──────── Task material ────────
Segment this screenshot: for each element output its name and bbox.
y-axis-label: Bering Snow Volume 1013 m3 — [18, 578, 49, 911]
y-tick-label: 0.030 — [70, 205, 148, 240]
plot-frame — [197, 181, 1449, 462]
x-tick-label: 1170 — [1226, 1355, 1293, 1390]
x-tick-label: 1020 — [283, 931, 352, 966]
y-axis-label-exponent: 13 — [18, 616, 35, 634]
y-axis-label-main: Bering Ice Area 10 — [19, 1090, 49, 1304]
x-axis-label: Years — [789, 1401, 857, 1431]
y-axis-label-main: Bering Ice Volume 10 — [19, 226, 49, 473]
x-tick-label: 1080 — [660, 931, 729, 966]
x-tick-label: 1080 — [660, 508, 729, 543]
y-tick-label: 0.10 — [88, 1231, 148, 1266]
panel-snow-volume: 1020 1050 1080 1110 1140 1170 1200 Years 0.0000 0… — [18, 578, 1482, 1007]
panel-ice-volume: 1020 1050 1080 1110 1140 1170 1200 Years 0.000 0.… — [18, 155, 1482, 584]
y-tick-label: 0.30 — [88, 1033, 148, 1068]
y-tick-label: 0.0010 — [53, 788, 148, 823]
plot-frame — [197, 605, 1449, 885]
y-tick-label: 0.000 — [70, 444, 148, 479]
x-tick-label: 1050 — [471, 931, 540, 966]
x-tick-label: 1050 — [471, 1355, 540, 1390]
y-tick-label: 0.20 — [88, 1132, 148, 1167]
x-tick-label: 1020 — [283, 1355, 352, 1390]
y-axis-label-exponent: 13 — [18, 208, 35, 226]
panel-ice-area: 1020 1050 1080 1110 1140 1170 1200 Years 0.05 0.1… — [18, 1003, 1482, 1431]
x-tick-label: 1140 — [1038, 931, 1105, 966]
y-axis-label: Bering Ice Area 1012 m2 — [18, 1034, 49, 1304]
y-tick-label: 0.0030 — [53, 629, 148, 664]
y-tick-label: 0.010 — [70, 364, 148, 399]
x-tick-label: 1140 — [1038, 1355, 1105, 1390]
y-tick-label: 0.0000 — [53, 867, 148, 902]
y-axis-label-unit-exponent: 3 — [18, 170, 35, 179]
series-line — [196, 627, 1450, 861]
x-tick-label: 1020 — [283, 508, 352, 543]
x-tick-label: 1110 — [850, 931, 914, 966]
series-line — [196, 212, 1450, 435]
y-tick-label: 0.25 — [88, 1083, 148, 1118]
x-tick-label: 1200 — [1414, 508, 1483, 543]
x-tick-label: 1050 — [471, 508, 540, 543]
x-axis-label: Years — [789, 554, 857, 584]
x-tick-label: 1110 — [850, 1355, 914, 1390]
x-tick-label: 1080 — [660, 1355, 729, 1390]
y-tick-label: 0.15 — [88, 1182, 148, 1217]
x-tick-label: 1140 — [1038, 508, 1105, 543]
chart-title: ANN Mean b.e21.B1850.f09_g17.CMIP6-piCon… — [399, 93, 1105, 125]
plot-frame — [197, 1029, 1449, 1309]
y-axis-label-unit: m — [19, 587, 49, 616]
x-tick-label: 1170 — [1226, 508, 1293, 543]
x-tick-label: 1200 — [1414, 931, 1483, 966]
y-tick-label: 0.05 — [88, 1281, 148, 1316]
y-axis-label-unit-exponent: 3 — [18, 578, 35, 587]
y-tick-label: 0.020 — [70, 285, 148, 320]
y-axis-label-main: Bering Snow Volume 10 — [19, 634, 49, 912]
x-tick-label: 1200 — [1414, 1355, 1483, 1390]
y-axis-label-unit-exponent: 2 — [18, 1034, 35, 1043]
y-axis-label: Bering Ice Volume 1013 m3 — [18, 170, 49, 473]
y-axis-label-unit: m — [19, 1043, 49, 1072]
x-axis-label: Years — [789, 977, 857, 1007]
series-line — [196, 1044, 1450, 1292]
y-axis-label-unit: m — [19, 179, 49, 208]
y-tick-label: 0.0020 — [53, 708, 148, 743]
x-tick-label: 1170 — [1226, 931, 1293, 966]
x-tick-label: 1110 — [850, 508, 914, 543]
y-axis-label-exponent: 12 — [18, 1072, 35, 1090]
────────
_What to work on_. Rewrite the lines of the material from its start through the line containing "y-tick-label: 0.30 — [88, 1033, 148, 1068]", inclusive, replacing every occurrence of "Years" with "Time" and leaving everything else unchanged.

_Answer below_.
Segment this screenshot: for each element output its name and bbox.
y-axis-label: Bering Snow Volume 1013 m3 — [18, 578, 49, 911]
y-tick-label: 0.030 — [70, 205, 148, 240]
plot-frame — [197, 181, 1449, 462]
x-tick-label: 1170 — [1226, 1355, 1293, 1390]
x-tick-label: 1020 — [283, 931, 352, 966]
y-axis-label-exponent: 13 — [18, 616, 35, 634]
y-axis-label-main: Bering Ice Area 10 — [19, 1090, 49, 1304]
x-axis-label: Time — [789, 1401, 857, 1431]
y-axis-label-main: Bering Ice Volume 10 — [19, 226, 49, 473]
x-tick-label: 1080 — [660, 931, 729, 966]
x-tick-label: 1080 — [660, 508, 729, 543]
y-tick-label: 0.10 — [88, 1231, 148, 1266]
panel-snow-volume: 1020 1050 1080 1110 1140 1170 1200 Time 0.0000 0… — [18, 578, 1482, 1007]
panel-ice-volume: 1020 1050 1080 1110 1140 1170 1200 Time 0.000 0.… — [18, 155, 1482, 584]
y-tick-label: 0.30 — [88, 1033, 148, 1068]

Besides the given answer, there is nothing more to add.